Record extracts:
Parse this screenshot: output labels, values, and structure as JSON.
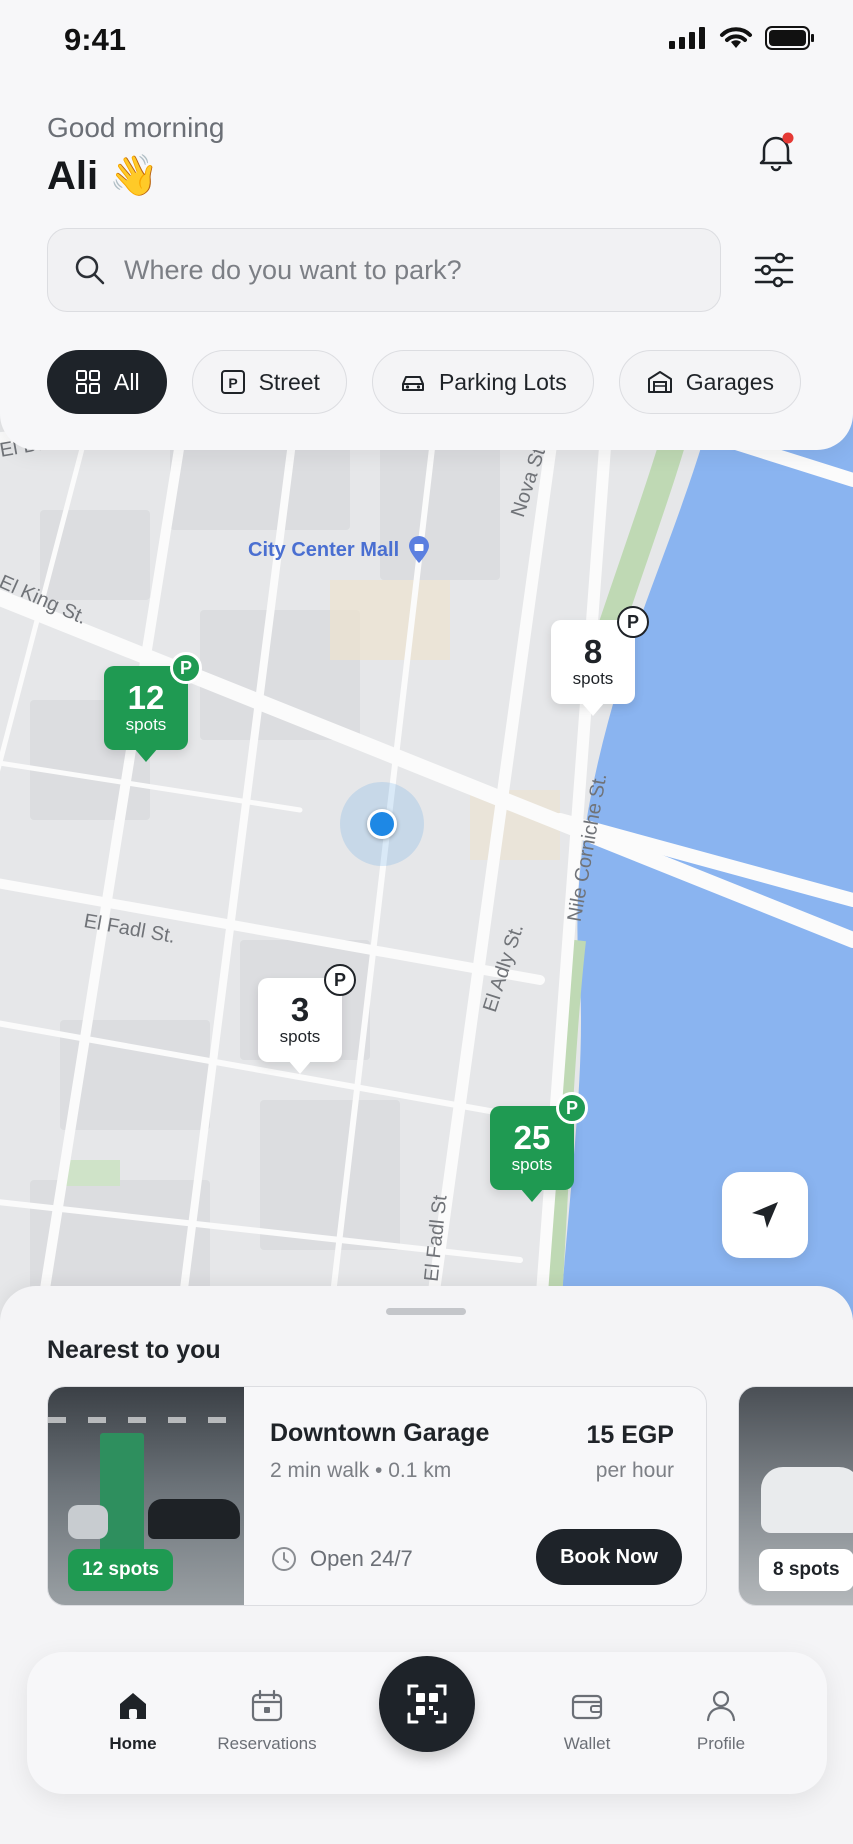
{
  "status": {
    "time": "9:41"
  },
  "header": {
    "greeting": "Good morning",
    "username": "Ali 👋",
    "search_placeholder": "Where do you want to park?"
  },
  "chips": [
    {
      "label": "All",
      "icon": "grid-icon",
      "active": true
    },
    {
      "label": "Street",
      "icon": "parking-sign-icon"
    },
    {
      "label": "Parking Lots",
      "icon": "car-icon"
    },
    {
      "label": "Garages",
      "icon": "garage-icon"
    }
  ],
  "map": {
    "poi": "City Center Mall",
    "roads": [
      "El Baan Al Ahaly St.",
      "El King St.",
      "El Fadl St.",
      "El Fadl St",
      "Nile Corniche St.",
      "El Adly St.",
      "Nova St."
    ],
    "markers": [
      {
        "count": "12",
        "label": "spots",
        "style": "green"
      },
      {
        "count": "8",
        "label": "spots",
        "style": "white"
      },
      {
        "count": "3",
        "label": "spots",
        "style": "white"
      },
      {
        "count": "25",
        "label": "spots",
        "style": "green"
      }
    ],
    "badge_letter": "P"
  },
  "sheet": {
    "title": "Nearest to you",
    "cards": [
      {
        "name": "Downtown Garage",
        "meta": "2 min walk • 0.1 km",
        "price": "15 EGP",
        "unit": "per hour",
        "hours": "Open 24/7",
        "spots": "12 spots",
        "button": "Book Now"
      },
      {
        "spots": "8 spots"
      }
    ]
  },
  "nav": {
    "items": [
      {
        "label": "Home",
        "icon": "home-icon",
        "active": true
      },
      {
        "label": "Reservations",
        "icon": "calendar-icon"
      },
      {
        "label": "Scan",
        "icon": "qr-scan-icon"
      },
      {
        "label": "Wallet",
        "icon": "wallet-icon"
      },
      {
        "label": "Profile",
        "icon": "profile-icon"
      }
    ]
  },
  "colors": {
    "accent": "#1f9a52",
    "dark": "#1e2329",
    "location": "#1e88e5",
    "water": "#8ab4f0"
  }
}
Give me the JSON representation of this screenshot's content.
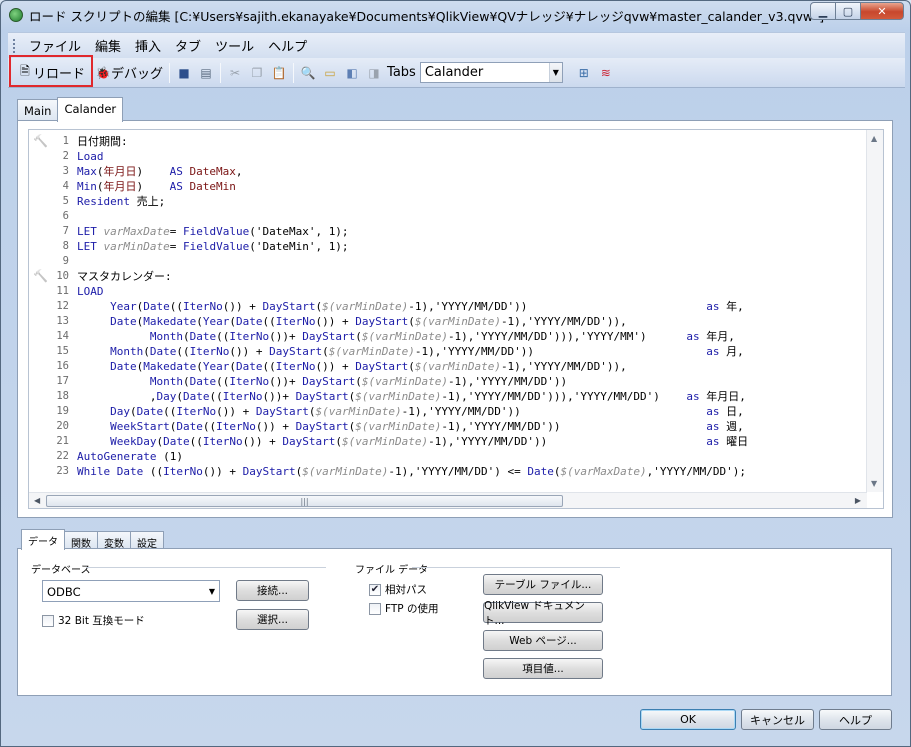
{
  "window": {
    "title": "ロード スクリプトの編集 [C:¥Users¥sajith.ekanayake¥Documents¥QlikView¥QVナレッジ¥ナレッジqvw¥master_calander_v3.qvw*]"
  },
  "menu": [
    "ファイル",
    "編集",
    "挿入",
    "タブ",
    "ツール",
    "ヘルプ"
  ],
  "toolbar": {
    "reload_label": "リロード",
    "debug_label": "デバッグ",
    "tabs_label": "Tabs",
    "tabs_selected": "Calander"
  },
  "editor_tabs": [
    "Main",
    "Calander"
  ],
  "script_lines": [
    {
      "n": "1",
      "t": [
        {
          "c": "txt",
          "s": "日付期間:"
        }
      ]
    },
    {
      "n": "2",
      "t": [
        {
          "c": "kw",
          "s": "Load"
        }
      ]
    },
    {
      "n": "3",
      "t": [
        {
          "c": "fn",
          "s": "Max"
        },
        {
          "c": "txt",
          "s": "("
        },
        {
          "c": "fld",
          "s": "年月日"
        },
        {
          "c": "txt",
          "s": ")    "
        },
        {
          "c": "kw",
          "s": "AS"
        },
        {
          "c": "txt",
          "s": " "
        },
        {
          "c": "fld",
          "s": "DateMax"
        },
        {
          "c": "txt",
          "s": ","
        }
      ]
    },
    {
      "n": "4",
      "t": [
        {
          "c": "fn",
          "s": "Min"
        },
        {
          "c": "txt",
          "s": "("
        },
        {
          "c": "fld",
          "s": "年月日"
        },
        {
          "c": "txt",
          "s": ")    "
        },
        {
          "c": "kw",
          "s": "AS"
        },
        {
          "c": "txt",
          "s": " "
        },
        {
          "c": "fld",
          "s": "DateMin"
        }
      ]
    },
    {
      "n": "5",
      "t": [
        {
          "c": "kw",
          "s": "Resident"
        },
        {
          "c": "txt",
          "s": " 売上;"
        }
      ]
    },
    {
      "n": "6",
      "t": []
    },
    {
      "n": "7",
      "t": [
        {
          "c": "kw",
          "s": "LET"
        },
        {
          "c": "txt",
          "s": " "
        },
        {
          "c": "var",
          "s": "varMaxDate"
        },
        {
          "c": "txt",
          "s": "= "
        },
        {
          "c": "fn",
          "s": "FieldValue"
        },
        {
          "c": "txt",
          "s": "('DateMax', 1);"
        }
      ]
    },
    {
      "n": "8",
      "t": [
        {
          "c": "kw",
          "s": "LET"
        },
        {
          "c": "txt",
          "s": " "
        },
        {
          "c": "var",
          "s": "varMinDate"
        },
        {
          "c": "txt",
          "s": "= "
        },
        {
          "c": "fn",
          "s": "FieldValue"
        },
        {
          "c": "txt",
          "s": "('DateMin', 1);"
        }
      ]
    },
    {
      "n": "9",
      "t": []
    },
    {
      "n": "10",
      "t": [
        {
          "c": "txt",
          "s": "マスタカレンダー:"
        }
      ]
    },
    {
      "n": "11",
      "t": [
        {
          "c": "kw",
          "s": "LOAD"
        }
      ]
    },
    {
      "n": "12",
      "t": [
        {
          "c": "txt",
          "s": "     "
        },
        {
          "c": "fn",
          "s": "Year"
        },
        {
          "c": "txt",
          "s": "("
        },
        {
          "c": "fn",
          "s": "Date"
        },
        {
          "c": "txt",
          "s": "(("
        },
        {
          "c": "fn",
          "s": "IterNo"
        },
        {
          "c": "txt",
          "s": "()) + "
        },
        {
          "c": "fn",
          "s": "DayStart"
        },
        {
          "c": "txt",
          "s": "("
        },
        {
          "c": "var",
          "s": "$(varMinDate)"
        },
        {
          "c": "txt",
          "s": "-1),'YYYY/MM/DD'))                           "
        },
        {
          "c": "kw",
          "s": "as"
        },
        {
          "c": "txt",
          "s": " 年,"
        }
      ]
    },
    {
      "n": "13",
      "t": [
        {
          "c": "txt",
          "s": "     "
        },
        {
          "c": "fn",
          "s": "Date"
        },
        {
          "c": "txt",
          "s": "("
        },
        {
          "c": "fn",
          "s": "Makedate"
        },
        {
          "c": "txt",
          "s": "("
        },
        {
          "c": "fn",
          "s": "Year"
        },
        {
          "c": "txt",
          "s": "("
        },
        {
          "c": "fn",
          "s": "Date"
        },
        {
          "c": "txt",
          "s": "(("
        },
        {
          "c": "fn",
          "s": "IterNo"
        },
        {
          "c": "txt",
          "s": "()) + "
        },
        {
          "c": "fn",
          "s": "DayStart"
        },
        {
          "c": "txt",
          "s": "("
        },
        {
          "c": "var",
          "s": "$(varMinDate)"
        },
        {
          "c": "txt",
          "s": "-1),'YYYY/MM/DD')),"
        }
      ]
    },
    {
      "n": "14",
      "t": [
        {
          "c": "txt",
          "s": "           "
        },
        {
          "c": "fn",
          "s": "Month"
        },
        {
          "c": "txt",
          "s": "("
        },
        {
          "c": "fn",
          "s": "Date"
        },
        {
          "c": "txt",
          "s": "(("
        },
        {
          "c": "fn",
          "s": "IterNo"
        },
        {
          "c": "txt",
          "s": "())+ "
        },
        {
          "c": "fn",
          "s": "DayStart"
        },
        {
          "c": "txt",
          "s": "("
        },
        {
          "c": "var",
          "s": "$(varMinDate)"
        },
        {
          "c": "txt",
          "s": "-1),'YYYY/MM/DD'))),'YYYY/MM')      "
        },
        {
          "c": "kw",
          "s": "as"
        },
        {
          "c": "txt",
          "s": " 年月,"
        }
      ]
    },
    {
      "n": "15",
      "t": [
        {
          "c": "txt",
          "s": "     "
        },
        {
          "c": "fn",
          "s": "Month"
        },
        {
          "c": "txt",
          "s": "("
        },
        {
          "c": "fn",
          "s": "Date"
        },
        {
          "c": "txt",
          "s": "(("
        },
        {
          "c": "fn",
          "s": "IterNo"
        },
        {
          "c": "txt",
          "s": "()) + "
        },
        {
          "c": "fn",
          "s": "DayStart"
        },
        {
          "c": "txt",
          "s": "("
        },
        {
          "c": "var",
          "s": "$(varMinDate)"
        },
        {
          "c": "txt",
          "s": "-1),'YYYY/MM/DD'))                          "
        },
        {
          "c": "kw",
          "s": "as"
        },
        {
          "c": "txt",
          "s": " 月,"
        }
      ]
    },
    {
      "n": "16",
      "t": [
        {
          "c": "txt",
          "s": "     "
        },
        {
          "c": "fn",
          "s": "Date"
        },
        {
          "c": "txt",
          "s": "("
        },
        {
          "c": "fn",
          "s": "Makedate"
        },
        {
          "c": "txt",
          "s": "("
        },
        {
          "c": "fn",
          "s": "Year"
        },
        {
          "c": "txt",
          "s": "("
        },
        {
          "c": "fn",
          "s": "Date"
        },
        {
          "c": "txt",
          "s": "(("
        },
        {
          "c": "fn",
          "s": "IterNo"
        },
        {
          "c": "txt",
          "s": "()) + "
        },
        {
          "c": "fn",
          "s": "DayStart"
        },
        {
          "c": "txt",
          "s": "("
        },
        {
          "c": "var",
          "s": "$(varMinDate)"
        },
        {
          "c": "txt",
          "s": "-1),'YYYY/MM/DD')),"
        }
      ]
    },
    {
      "n": "17",
      "t": [
        {
          "c": "txt",
          "s": "           "
        },
        {
          "c": "fn",
          "s": "Month"
        },
        {
          "c": "txt",
          "s": "("
        },
        {
          "c": "fn",
          "s": "Date"
        },
        {
          "c": "txt",
          "s": "(("
        },
        {
          "c": "fn",
          "s": "IterNo"
        },
        {
          "c": "txt",
          "s": "())+ "
        },
        {
          "c": "fn",
          "s": "DayStart"
        },
        {
          "c": "txt",
          "s": "("
        },
        {
          "c": "var",
          "s": "$(varMinDate)"
        },
        {
          "c": "txt",
          "s": "-1),'YYYY/MM/DD'))"
        }
      ]
    },
    {
      "n": "18",
      "t": [
        {
          "c": "txt",
          "s": "           ,"
        },
        {
          "c": "fn",
          "s": "Day"
        },
        {
          "c": "txt",
          "s": "("
        },
        {
          "c": "fn",
          "s": "Date"
        },
        {
          "c": "txt",
          "s": "(("
        },
        {
          "c": "fn",
          "s": "IterNo"
        },
        {
          "c": "txt",
          "s": "())+ "
        },
        {
          "c": "fn",
          "s": "DayStart"
        },
        {
          "c": "txt",
          "s": "("
        },
        {
          "c": "var",
          "s": "$(varMinDate)"
        },
        {
          "c": "txt",
          "s": "-1),'YYYY/MM/DD'))),'YYYY/MM/DD')    "
        },
        {
          "c": "kw",
          "s": "as"
        },
        {
          "c": "txt",
          "s": " 年月日,"
        }
      ]
    },
    {
      "n": "19",
      "t": [
        {
          "c": "txt",
          "s": "     "
        },
        {
          "c": "fn",
          "s": "Day"
        },
        {
          "c": "txt",
          "s": "("
        },
        {
          "c": "fn",
          "s": "Date"
        },
        {
          "c": "txt",
          "s": "(("
        },
        {
          "c": "fn",
          "s": "IterNo"
        },
        {
          "c": "txt",
          "s": "()) + "
        },
        {
          "c": "fn",
          "s": "DayStart"
        },
        {
          "c": "txt",
          "s": "("
        },
        {
          "c": "var",
          "s": "$(varMinDate)"
        },
        {
          "c": "txt",
          "s": "-1),'YYYY/MM/DD'))                            "
        },
        {
          "c": "kw",
          "s": "as"
        },
        {
          "c": "txt",
          "s": " 日,"
        }
      ]
    },
    {
      "n": "20",
      "t": [
        {
          "c": "txt",
          "s": "     "
        },
        {
          "c": "fn",
          "s": "WeekStart"
        },
        {
          "c": "txt",
          "s": "("
        },
        {
          "c": "fn",
          "s": "Date"
        },
        {
          "c": "txt",
          "s": "(("
        },
        {
          "c": "fn",
          "s": "IterNo"
        },
        {
          "c": "txt",
          "s": "()) + "
        },
        {
          "c": "fn",
          "s": "DayStart"
        },
        {
          "c": "txt",
          "s": "("
        },
        {
          "c": "var",
          "s": "$(varMinDate)"
        },
        {
          "c": "txt",
          "s": "-1),'YYYY/MM/DD'))                      "
        },
        {
          "c": "kw",
          "s": "as"
        },
        {
          "c": "txt",
          "s": " 週,"
        }
      ]
    },
    {
      "n": "21",
      "t": [
        {
          "c": "txt",
          "s": "     "
        },
        {
          "c": "fn",
          "s": "WeekDay"
        },
        {
          "c": "txt",
          "s": "("
        },
        {
          "c": "fn",
          "s": "Date"
        },
        {
          "c": "txt",
          "s": "(("
        },
        {
          "c": "fn",
          "s": "IterNo"
        },
        {
          "c": "txt",
          "s": "()) + "
        },
        {
          "c": "fn",
          "s": "DayStart"
        },
        {
          "c": "txt",
          "s": "("
        },
        {
          "c": "var",
          "s": "$(varMinDate)"
        },
        {
          "c": "txt",
          "s": "-1),'YYYY/MM/DD'))                        "
        },
        {
          "c": "kw",
          "s": "as"
        },
        {
          "c": "txt",
          "s": " 曜日"
        }
      ]
    },
    {
      "n": "22",
      "t": [
        {
          "c": "kw",
          "s": "AutoGenerate"
        },
        {
          "c": "txt",
          "s": " (1)"
        }
      ]
    },
    {
      "n": "23",
      "t": [
        {
          "c": "kw",
          "s": "While"
        },
        {
          "c": "txt",
          "s": " "
        },
        {
          "c": "fn",
          "s": "Date"
        },
        {
          "c": "txt",
          "s": " (("
        },
        {
          "c": "fn",
          "s": "IterNo"
        },
        {
          "c": "txt",
          "s": "()) + "
        },
        {
          "c": "fn",
          "s": "DayStart"
        },
        {
          "c": "txt",
          "s": "("
        },
        {
          "c": "var",
          "s": "$(varMinDate)"
        },
        {
          "c": "txt",
          "s": "-1),'YYYY/MM/DD') <= "
        },
        {
          "c": "fn",
          "s": "Date"
        },
        {
          "c": "txt",
          "s": "("
        },
        {
          "c": "var",
          "s": "$(varMaxDate)"
        },
        {
          "c": "txt",
          "s": ",'YYYY/MM/DD');"
        }
      ]
    }
  ],
  "bottom_tabs": [
    "データ",
    "関数",
    "変数",
    "設定"
  ],
  "data_panel": {
    "db_group": "データベース",
    "db_selected": "ODBC",
    "connect_btn": "接続...",
    "select_btn": "選択...",
    "bit32_label": "32 Bit 互換モード",
    "file_group": "ファイル データ",
    "relative_path_label": "相対パス",
    "ftp_label": "FTP の使用",
    "table_file_btn": "テーブル ファイル...",
    "qv_doc_btn": "QlikView ドキュメント...",
    "web_page_btn": "Web ページ...",
    "field_value_btn": "項目値..."
  },
  "footer": {
    "ok": "OK",
    "cancel": "キャンセル",
    "help": "ヘルプ"
  }
}
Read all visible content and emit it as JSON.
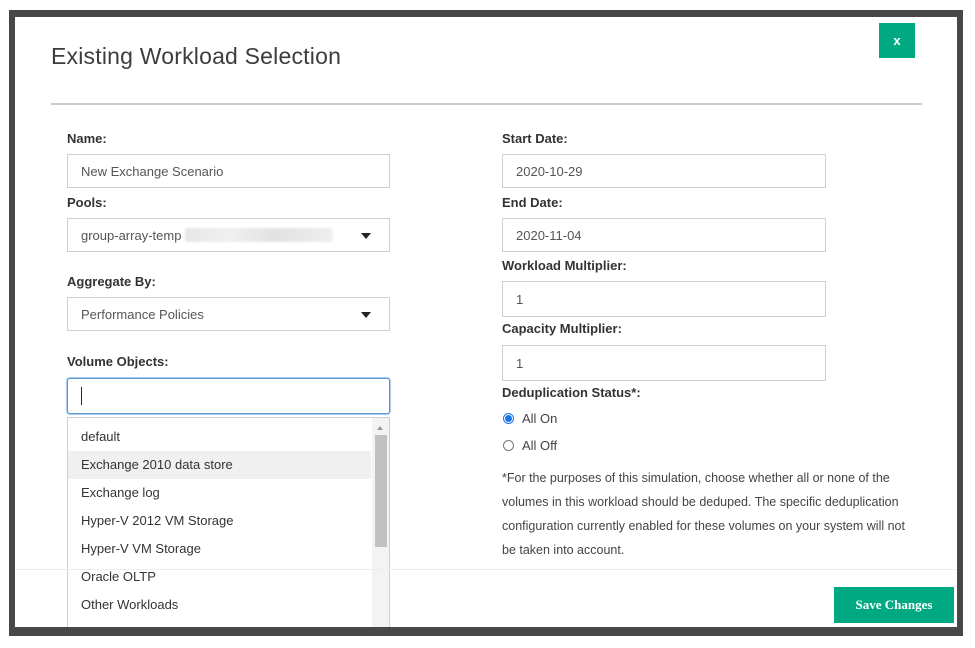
{
  "dialog": {
    "title": "Existing Workload Selection",
    "close_label": "x",
    "save_label": "Save Changes"
  },
  "form": {
    "name_label": "Name:",
    "name_value": "New Exchange Scenario",
    "pools_label": "Pools:",
    "pools_value": "group-array-temp",
    "aggregate_label": "Aggregate By:",
    "aggregate_value": "Performance Policies",
    "volume_label": "Volume Objects:",
    "volume_value": "",
    "start_label": "Start Date:",
    "start_value": "2020-10-29",
    "end_label": "End Date:",
    "end_value": "2020-11-04",
    "workload_mult_label": "Workload Multiplier:",
    "workload_mult_value": "1",
    "capacity_mult_label": "Capacity Multiplier:",
    "capacity_mult_value": "1",
    "dedup_label": "Deduplication Status*:",
    "dedup_options": [
      "All On",
      "All Off"
    ],
    "dedup_selected": "All On",
    "note": "*For the purposes of this simulation, choose whether all or none of the volumes in this workload should be deduped. The specific deduplication configuration currently enabled for these volumes on your system will not be taken into account."
  },
  "volume_options": [
    "default",
    "Exchange 2010 data store",
    "Exchange log",
    "Hyper-V 2012 VM Storage",
    "Hyper-V VM Storage",
    "Oracle OLTP",
    "Other Workloads"
  ],
  "highlighted_option": "Exchange 2010 data store",
  "colors": {
    "accent": "#01a982",
    "focus": "#5b9bd5",
    "radio": "#1a73e8"
  }
}
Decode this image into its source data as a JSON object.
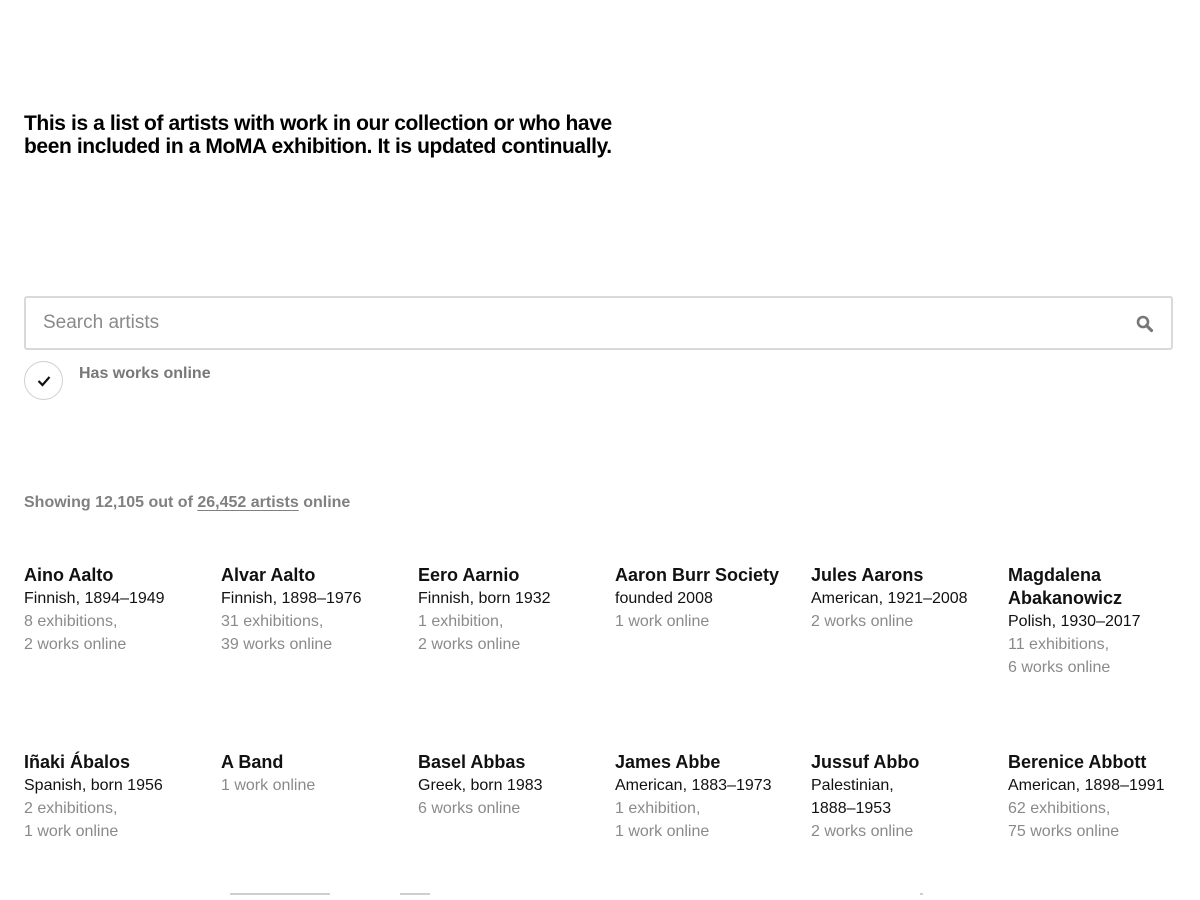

Task to carry out:
Say how many lines in the entries contain the string "into", and say nothing else.

Correct response:
2